▸ **Exercise instructions**: Without changing a character, return the entries, but not the images they hold.

┌─ Dataset content

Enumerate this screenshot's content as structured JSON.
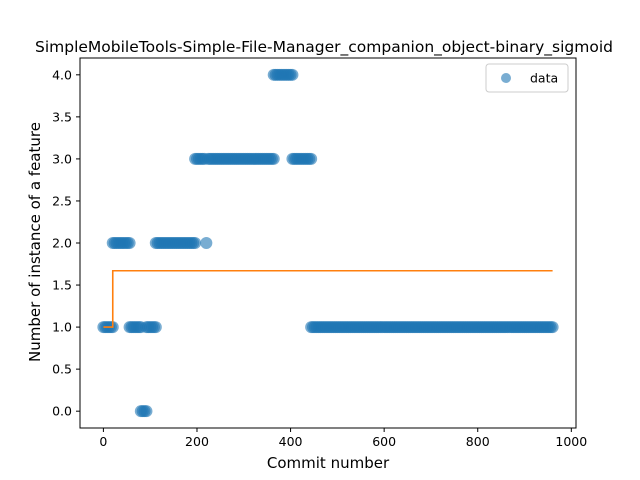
{
  "chart_data": {
    "type": "scatter",
    "title": "SimpleMobileTools-Simple-File-Manager_companion_object-binary_sigmoid",
    "xlabel": "Commit number",
    "ylabel": "Number of instance of a feature",
    "xlim": [
      -50,
      1010
    ],
    "ylim": [
      -0.2,
      4.2
    ],
    "xticks": [
      0,
      200,
      400,
      600,
      800,
      1000
    ],
    "yticks": [
      0.0,
      0.5,
      1.0,
      1.5,
      2.0,
      2.5,
      3.0,
      3.5,
      4.0
    ],
    "xtick_labels": [
      "0",
      "200",
      "400",
      "600",
      "800",
      "1000"
    ],
    "ytick_labels": [
      "0.0",
      "0.5",
      "1.0",
      "1.5",
      "2.0",
      "2.5",
      "3.0",
      "3.5",
      "4.0"
    ],
    "grid": false,
    "legend": {
      "position": "top-right",
      "entries": [
        "data"
      ]
    },
    "colors": {
      "scatter": "#1f77b4",
      "fit": "#ff7f0e"
    },
    "series": [
      {
        "name": "data",
        "kind": "scatter",
        "segments": [
          {
            "x_start": 0,
            "x_end": 20,
            "step": 4,
            "y": 1
          },
          {
            "x_start": 20,
            "x_end": 56,
            "step": 4,
            "y": 2
          },
          {
            "x_start": 56,
            "x_end": 80,
            "step": 4,
            "y": 1
          },
          {
            "x_start": 80,
            "x_end": 92,
            "step": 4,
            "y": 0
          },
          {
            "x_start": 92,
            "x_end": 112,
            "step": 4,
            "y": 1
          },
          {
            "x_start": 112,
            "x_end": 196,
            "step": 4,
            "y": 2
          },
          {
            "x_start": 196,
            "x_end": 216,
            "step": 4,
            "y": 3
          },
          {
            "x_start": 220,
            "x_end": 220,
            "step": 4,
            "y": 2
          },
          {
            "x_start": 224,
            "x_end": 364,
            "step": 4,
            "y": 3
          },
          {
            "x_start": 364,
            "x_end": 404,
            "step": 4,
            "y": 4
          },
          {
            "x_start": 404,
            "x_end": 444,
            "step": 4,
            "y": 3
          },
          {
            "x_start": 444,
            "x_end": 960,
            "step": 4,
            "y": 1
          }
        ]
      },
      {
        "kind": "line",
        "x": [
          0,
          20,
          20,
          960
        ],
        "y": [
          1.0,
          1.0,
          1.67,
          1.67
        ]
      }
    ]
  }
}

└─

▸ **Expected answer**:
Enumerate this screenshot's content as structured JSON.
{
  "chart_data": {
    "type": "scatter",
    "title": "SimpleMobileTools-Simple-File-Manager_companion_object-binary_sigmoid",
    "xlabel": "Commit number",
    "ylabel": "Number of instance of a feature",
    "xlim": [
      -50,
      1010
    ],
    "ylim": [
      -0.2,
      4.2
    ],
    "xticks": [
      0,
      200,
      400,
      600,
      800,
      1000
    ],
    "yticks": [
      0.0,
      0.5,
      1.0,
      1.5,
      2.0,
      2.5,
      3.0,
      3.5,
      4.0
    ],
    "xtick_labels": [
      "0",
      "200",
      "400",
      "600",
      "800",
      "1000"
    ],
    "ytick_labels": [
      "0.0",
      "0.5",
      "1.0",
      "1.5",
      "2.0",
      "2.5",
      "3.0",
      "3.5",
      "4.0"
    ],
    "grid": false,
    "legend": {
      "position": "top-right",
      "entries": [
        "data"
      ]
    },
    "colors": {
      "scatter": "#1f77b4",
      "fit": "#ff7f0e"
    },
    "series": [
      {
        "name": "data",
        "kind": "scatter",
        "segments": [
          {
            "x_start": 0,
            "x_end": 20,
            "step": 4,
            "y": 1
          },
          {
            "x_start": 20,
            "x_end": 56,
            "step": 4,
            "y": 2
          },
          {
            "x_start": 56,
            "x_end": 80,
            "step": 4,
            "y": 1
          },
          {
            "x_start": 80,
            "x_end": 92,
            "step": 4,
            "y": 0
          },
          {
            "x_start": 92,
            "x_end": 112,
            "step": 4,
            "y": 1
          },
          {
            "x_start": 112,
            "x_end": 196,
            "step": 4,
            "y": 2
          },
          {
            "x_start": 196,
            "x_end": 216,
            "step": 4,
            "y": 3
          },
          {
            "x_start": 220,
            "x_end": 220,
            "step": 4,
            "y": 2
          },
          {
            "x_start": 224,
            "x_end": 364,
            "step": 4,
            "y": 3
          },
          {
            "x_start": 364,
            "x_end": 404,
            "step": 4,
            "y": 4
          },
          {
            "x_start": 404,
            "x_end": 444,
            "step": 4,
            "y": 3
          },
          {
            "x_start": 444,
            "x_end": 960,
            "step": 4,
            "y": 1
          }
        ]
      },
      {
        "kind": "line",
        "x": [
          0,
          20,
          20,
          960
        ],
        "y": [
          1.0,
          1.0,
          1.67,
          1.67
        ]
      }
    ]
  }
}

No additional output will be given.